▶ **WHAT TO WORK ON**: What number of lines contain the word "côte"? Reply with the number and nothing else.

▶ **SUPPLIED MATERIAL**:
# # # # #

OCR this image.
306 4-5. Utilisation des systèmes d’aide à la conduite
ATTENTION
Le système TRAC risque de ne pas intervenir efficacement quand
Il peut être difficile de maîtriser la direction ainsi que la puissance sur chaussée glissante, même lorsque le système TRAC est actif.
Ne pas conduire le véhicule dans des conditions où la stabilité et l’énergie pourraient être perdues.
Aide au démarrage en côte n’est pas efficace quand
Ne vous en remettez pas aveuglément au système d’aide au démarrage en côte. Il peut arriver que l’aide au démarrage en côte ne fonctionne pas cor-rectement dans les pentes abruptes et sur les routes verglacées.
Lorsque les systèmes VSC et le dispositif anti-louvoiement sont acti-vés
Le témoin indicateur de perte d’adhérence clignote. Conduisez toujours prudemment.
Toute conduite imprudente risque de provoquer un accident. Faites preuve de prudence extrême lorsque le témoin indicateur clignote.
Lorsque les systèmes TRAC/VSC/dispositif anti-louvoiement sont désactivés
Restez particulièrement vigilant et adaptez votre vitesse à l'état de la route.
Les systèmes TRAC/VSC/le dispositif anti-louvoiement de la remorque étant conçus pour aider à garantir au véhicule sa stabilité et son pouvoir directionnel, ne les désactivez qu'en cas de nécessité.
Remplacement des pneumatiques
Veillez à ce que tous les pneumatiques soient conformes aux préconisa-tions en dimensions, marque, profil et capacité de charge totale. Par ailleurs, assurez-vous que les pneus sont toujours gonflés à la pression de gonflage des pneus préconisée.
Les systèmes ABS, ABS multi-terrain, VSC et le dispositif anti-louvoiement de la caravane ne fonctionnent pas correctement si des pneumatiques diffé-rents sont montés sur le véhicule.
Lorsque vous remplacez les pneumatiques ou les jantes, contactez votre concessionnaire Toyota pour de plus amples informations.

# # # # #

▶ **THE COMPLETED TASK**: 2